START
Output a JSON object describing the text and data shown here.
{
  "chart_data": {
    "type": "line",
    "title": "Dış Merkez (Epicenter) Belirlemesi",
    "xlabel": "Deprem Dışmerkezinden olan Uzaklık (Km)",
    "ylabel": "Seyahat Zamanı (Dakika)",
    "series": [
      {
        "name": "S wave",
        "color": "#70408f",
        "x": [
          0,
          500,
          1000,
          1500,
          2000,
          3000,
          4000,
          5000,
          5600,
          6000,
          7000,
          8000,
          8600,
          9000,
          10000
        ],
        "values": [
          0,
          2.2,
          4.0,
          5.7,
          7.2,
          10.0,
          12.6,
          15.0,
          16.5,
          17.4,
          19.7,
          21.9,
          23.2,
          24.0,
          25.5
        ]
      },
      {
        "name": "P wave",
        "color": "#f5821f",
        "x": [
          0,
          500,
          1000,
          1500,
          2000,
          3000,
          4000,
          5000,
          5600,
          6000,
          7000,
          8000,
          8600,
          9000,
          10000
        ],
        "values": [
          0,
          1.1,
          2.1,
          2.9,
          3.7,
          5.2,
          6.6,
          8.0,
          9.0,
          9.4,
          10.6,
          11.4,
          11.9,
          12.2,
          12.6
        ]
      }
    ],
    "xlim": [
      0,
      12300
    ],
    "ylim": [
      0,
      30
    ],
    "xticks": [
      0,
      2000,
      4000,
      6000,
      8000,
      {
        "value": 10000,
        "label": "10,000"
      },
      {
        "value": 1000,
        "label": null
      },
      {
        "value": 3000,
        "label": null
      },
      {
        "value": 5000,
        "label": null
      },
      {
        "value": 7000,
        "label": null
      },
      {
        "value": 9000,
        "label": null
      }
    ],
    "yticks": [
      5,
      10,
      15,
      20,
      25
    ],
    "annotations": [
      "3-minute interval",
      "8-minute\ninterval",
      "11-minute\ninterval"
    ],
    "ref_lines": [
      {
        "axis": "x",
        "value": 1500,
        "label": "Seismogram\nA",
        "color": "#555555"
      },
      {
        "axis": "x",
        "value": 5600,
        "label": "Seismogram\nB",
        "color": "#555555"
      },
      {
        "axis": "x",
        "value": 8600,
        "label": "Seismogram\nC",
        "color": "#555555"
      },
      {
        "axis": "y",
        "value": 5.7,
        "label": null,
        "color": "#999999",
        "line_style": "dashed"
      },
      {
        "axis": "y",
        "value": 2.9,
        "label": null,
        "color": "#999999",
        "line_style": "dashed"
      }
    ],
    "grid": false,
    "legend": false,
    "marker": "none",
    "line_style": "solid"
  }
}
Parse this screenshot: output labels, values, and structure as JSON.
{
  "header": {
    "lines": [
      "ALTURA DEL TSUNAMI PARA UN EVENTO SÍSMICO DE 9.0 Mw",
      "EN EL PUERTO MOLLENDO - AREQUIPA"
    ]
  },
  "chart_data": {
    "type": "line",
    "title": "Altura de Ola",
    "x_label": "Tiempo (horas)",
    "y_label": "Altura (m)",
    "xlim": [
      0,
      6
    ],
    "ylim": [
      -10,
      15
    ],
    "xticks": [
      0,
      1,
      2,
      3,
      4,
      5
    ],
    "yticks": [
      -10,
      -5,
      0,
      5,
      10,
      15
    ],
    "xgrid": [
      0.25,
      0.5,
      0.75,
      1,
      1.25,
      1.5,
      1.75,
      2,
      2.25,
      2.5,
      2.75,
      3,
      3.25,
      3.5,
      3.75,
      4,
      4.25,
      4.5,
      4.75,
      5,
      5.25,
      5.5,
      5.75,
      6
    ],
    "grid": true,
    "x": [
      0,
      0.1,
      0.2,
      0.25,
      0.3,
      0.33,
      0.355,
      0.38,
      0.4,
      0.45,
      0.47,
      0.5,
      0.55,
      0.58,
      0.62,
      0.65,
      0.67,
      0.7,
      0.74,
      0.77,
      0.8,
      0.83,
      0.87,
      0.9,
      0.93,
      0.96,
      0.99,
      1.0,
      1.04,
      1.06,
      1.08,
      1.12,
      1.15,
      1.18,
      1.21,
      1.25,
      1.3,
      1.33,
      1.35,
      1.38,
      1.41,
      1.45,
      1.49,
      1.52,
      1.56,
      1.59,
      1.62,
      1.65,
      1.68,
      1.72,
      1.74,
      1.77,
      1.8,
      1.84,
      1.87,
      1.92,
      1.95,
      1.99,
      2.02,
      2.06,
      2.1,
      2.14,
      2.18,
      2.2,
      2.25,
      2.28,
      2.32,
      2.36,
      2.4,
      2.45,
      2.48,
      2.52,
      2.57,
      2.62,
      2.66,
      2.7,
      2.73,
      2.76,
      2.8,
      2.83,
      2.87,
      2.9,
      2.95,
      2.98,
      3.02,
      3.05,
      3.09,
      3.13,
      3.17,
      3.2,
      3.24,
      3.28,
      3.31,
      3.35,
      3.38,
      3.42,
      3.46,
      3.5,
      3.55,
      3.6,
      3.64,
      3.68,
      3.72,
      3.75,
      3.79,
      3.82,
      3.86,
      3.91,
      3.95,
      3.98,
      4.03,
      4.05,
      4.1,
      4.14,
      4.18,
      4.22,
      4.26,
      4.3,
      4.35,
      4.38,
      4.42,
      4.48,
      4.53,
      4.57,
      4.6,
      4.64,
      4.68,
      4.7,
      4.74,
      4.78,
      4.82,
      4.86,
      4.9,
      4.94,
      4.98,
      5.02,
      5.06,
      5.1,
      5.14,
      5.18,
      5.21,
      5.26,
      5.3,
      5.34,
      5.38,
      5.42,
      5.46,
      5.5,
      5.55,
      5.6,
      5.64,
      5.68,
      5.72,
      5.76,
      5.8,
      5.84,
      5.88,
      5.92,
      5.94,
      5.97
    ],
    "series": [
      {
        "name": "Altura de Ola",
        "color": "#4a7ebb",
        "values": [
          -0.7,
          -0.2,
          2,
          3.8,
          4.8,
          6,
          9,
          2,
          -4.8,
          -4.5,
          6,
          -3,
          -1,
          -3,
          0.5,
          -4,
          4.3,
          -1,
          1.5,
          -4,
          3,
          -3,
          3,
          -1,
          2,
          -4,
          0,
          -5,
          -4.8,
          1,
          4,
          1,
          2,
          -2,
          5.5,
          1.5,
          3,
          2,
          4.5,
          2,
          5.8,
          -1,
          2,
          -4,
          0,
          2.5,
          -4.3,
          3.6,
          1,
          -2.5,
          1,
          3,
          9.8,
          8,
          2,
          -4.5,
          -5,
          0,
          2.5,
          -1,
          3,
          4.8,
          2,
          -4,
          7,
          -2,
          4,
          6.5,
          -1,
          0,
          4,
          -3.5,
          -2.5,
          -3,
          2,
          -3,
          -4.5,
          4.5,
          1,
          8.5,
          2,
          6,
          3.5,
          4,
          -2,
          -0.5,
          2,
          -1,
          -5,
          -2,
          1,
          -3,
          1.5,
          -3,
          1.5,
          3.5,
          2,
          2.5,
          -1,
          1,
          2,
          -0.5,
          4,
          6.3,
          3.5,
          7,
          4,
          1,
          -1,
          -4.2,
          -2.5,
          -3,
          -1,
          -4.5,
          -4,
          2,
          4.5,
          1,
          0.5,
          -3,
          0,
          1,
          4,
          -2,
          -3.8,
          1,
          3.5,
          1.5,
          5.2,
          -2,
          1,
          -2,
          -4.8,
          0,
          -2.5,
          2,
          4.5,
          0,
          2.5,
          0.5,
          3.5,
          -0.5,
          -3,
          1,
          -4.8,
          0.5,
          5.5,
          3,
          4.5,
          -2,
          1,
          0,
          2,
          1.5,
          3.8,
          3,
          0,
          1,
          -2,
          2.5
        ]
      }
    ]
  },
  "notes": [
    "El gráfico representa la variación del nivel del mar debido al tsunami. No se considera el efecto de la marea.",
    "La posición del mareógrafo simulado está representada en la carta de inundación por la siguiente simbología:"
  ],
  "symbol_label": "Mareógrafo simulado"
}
END
Pull every line containing "name" out of the data above.

— Complete response —
        "name": "S wave",
        "name": "P wave",
        "name": "Altura de Ola",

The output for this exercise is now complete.